What is asked:
Make an exact copy of all the entries, but do not reproduce the pictures.

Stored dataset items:

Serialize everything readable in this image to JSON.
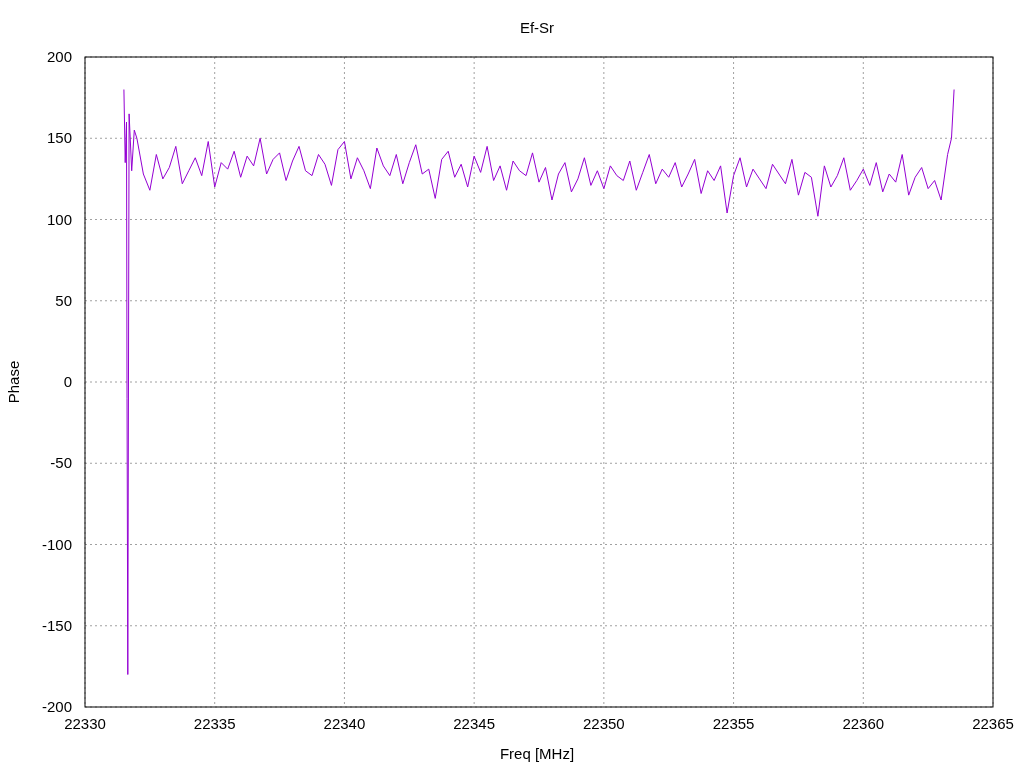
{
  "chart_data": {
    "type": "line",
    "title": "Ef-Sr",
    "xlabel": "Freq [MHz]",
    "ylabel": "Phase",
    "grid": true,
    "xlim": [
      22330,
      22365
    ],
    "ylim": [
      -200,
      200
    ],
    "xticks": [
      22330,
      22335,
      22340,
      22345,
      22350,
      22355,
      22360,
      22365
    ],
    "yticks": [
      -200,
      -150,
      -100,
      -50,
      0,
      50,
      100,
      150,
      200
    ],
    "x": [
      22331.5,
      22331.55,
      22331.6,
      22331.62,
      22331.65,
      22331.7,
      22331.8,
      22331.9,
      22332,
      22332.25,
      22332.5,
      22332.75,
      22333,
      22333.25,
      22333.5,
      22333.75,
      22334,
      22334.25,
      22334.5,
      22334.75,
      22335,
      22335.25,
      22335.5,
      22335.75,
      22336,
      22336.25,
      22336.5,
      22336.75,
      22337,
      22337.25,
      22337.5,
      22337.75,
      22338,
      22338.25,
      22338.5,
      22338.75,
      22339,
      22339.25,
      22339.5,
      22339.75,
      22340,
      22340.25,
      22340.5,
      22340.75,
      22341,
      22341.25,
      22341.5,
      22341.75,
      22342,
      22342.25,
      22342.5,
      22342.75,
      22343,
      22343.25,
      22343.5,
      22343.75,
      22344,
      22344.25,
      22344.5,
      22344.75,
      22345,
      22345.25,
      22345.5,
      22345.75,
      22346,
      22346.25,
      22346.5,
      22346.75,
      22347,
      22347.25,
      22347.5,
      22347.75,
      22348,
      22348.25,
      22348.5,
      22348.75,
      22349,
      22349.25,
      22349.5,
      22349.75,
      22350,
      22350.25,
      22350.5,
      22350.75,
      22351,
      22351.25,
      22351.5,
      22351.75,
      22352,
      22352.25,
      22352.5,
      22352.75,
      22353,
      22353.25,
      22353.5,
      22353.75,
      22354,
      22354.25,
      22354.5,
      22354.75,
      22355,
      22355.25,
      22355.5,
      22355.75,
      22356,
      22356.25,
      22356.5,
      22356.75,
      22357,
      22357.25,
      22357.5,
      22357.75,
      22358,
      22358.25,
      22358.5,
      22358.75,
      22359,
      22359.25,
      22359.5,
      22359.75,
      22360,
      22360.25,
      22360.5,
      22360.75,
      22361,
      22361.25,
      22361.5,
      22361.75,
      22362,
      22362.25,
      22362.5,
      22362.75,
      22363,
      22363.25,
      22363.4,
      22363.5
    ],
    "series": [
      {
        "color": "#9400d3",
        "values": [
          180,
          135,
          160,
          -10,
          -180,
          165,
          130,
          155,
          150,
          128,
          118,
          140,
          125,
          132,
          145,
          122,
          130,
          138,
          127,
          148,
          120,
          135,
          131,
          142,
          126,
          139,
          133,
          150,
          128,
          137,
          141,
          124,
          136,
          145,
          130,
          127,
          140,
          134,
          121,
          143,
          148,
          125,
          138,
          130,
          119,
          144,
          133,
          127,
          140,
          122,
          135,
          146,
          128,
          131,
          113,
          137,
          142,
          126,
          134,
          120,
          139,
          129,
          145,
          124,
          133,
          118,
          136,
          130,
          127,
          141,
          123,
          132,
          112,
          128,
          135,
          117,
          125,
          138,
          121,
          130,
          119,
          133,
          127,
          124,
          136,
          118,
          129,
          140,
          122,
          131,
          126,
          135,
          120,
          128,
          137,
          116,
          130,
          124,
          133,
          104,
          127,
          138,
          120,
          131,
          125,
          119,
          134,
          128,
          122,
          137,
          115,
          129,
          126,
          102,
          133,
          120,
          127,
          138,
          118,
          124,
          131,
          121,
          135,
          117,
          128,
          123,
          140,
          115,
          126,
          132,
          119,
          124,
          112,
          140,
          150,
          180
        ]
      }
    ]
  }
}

The answer:
Serialize everything readable in this image to JSON.
{
  "chart_data": {
    "type": "line",
    "title": "Ef-Sr",
    "xlabel": "Freq [MHz]",
    "ylabel": "Phase",
    "grid": true,
    "xlim": [
      22330,
      22365
    ],
    "ylim": [
      -200,
      200
    ],
    "xticks": [
      22330,
      22335,
      22340,
      22345,
      22350,
      22355,
      22360,
      22365
    ],
    "yticks": [
      -200,
      -150,
      -100,
      -50,
      0,
      50,
      100,
      150,
      200
    ],
    "x": [
      22331.5,
      22331.55,
      22331.6,
      22331.62,
      22331.65,
      22331.7,
      22331.8,
      22331.9,
      22332,
      22332.25,
      22332.5,
      22332.75,
      22333,
      22333.25,
      22333.5,
      22333.75,
      22334,
      22334.25,
      22334.5,
      22334.75,
      22335,
      22335.25,
      22335.5,
      22335.75,
      22336,
      22336.25,
      22336.5,
      22336.75,
      22337,
      22337.25,
      22337.5,
      22337.75,
      22338,
      22338.25,
      22338.5,
      22338.75,
      22339,
      22339.25,
      22339.5,
      22339.75,
      22340,
      22340.25,
      22340.5,
      22340.75,
      22341,
      22341.25,
      22341.5,
      22341.75,
      22342,
      22342.25,
      22342.5,
      22342.75,
      22343,
      22343.25,
      22343.5,
      22343.75,
      22344,
      22344.25,
      22344.5,
      22344.75,
      22345,
      22345.25,
      22345.5,
      22345.75,
      22346,
      22346.25,
      22346.5,
      22346.75,
      22347,
      22347.25,
      22347.5,
      22347.75,
      22348,
      22348.25,
      22348.5,
      22348.75,
      22349,
      22349.25,
      22349.5,
      22349.75,
      22350,
      22350.25,
      22350.5,
      22350.75,
      22351,
      22351.25,
      22351.5,
      22351.75,
      22352,
      22352.25,
      22352.5,
      22352.75,
      22353,
      22353.25,
      22353.5,
      22353.75,
      22354,
      22354.25,
      22354.5,
      22354.75,
      22355,
      22355.25,
      22355.5,
      22355.75,
      22356,
      22356.25,
      22356.5,
      22356.75,
      22357,
      22357.25,
      22357.5,
      22357.75,
      22358,
      22358.25,
      22358.5,
      22358.75,
      22359,
      22359.25,
      22359.5,
      22359.75,
      22360,
      22360.25,
      22360.5,
      22360.75,
      22361,
      22361.25,
      22361.5,
      22361.75,
      22362,
      22362.25,
      22362.5,
      22362.75,
      22363,
      22363.25,
      22363.4,
      22363.5
    ],
    "series": [
      {
        "color": "#9400d3",
        "values": [
          180,
          135,
          160,
          -10,
          -180,
          165,
          130,
          155,
          150,
          128,
          118,
          140,
          125,
          132,
          145,
          122,
          130,
          138,
          127,
          148,
          120,
          135,
          131,
          142,
          126,
          139,
          133,
          150,
          128,
          137,
          141,
          124,
          136,
          145,
          130,
          127,
          140,
          134,
          121,
          143,
          148,
          125,
          138,
          130,
          119,
          144,
          133,
          127,
          140,
          122,
          135,
          146,
          128,
          131,
          113,
          137,
          142,
          126,
          134,
          120,
          139,
          129,
          145,
          124,
          133,
          118,
          136,
          130,
          127,
          141,
          123,
          132,
          112,
          128,
          135,
          117,
          125,
          138,
          121,
          130,
          119,
          133,
          127,
          124,
          136,
          118,
          129,
          140,
          122,
          131,
          126,
          135,
          120,
          128,
          137,
          116,
          130,
          124,
          133,
          104,
          127,
          138,
          120,
          131,
          125,
          119,
          134,
          128,
          122,
          137,
          115,
          129,
          126,
          102,
          133,
          120,
          127,
          138,
          118,
          124,
          131,
          121,
          135,
          117,
          128,
          123,
          140,
          115,
          126,
          132,
          119,
          124,
          112,
          140,
          150,
          180
        ]
      }
    ]
  }
}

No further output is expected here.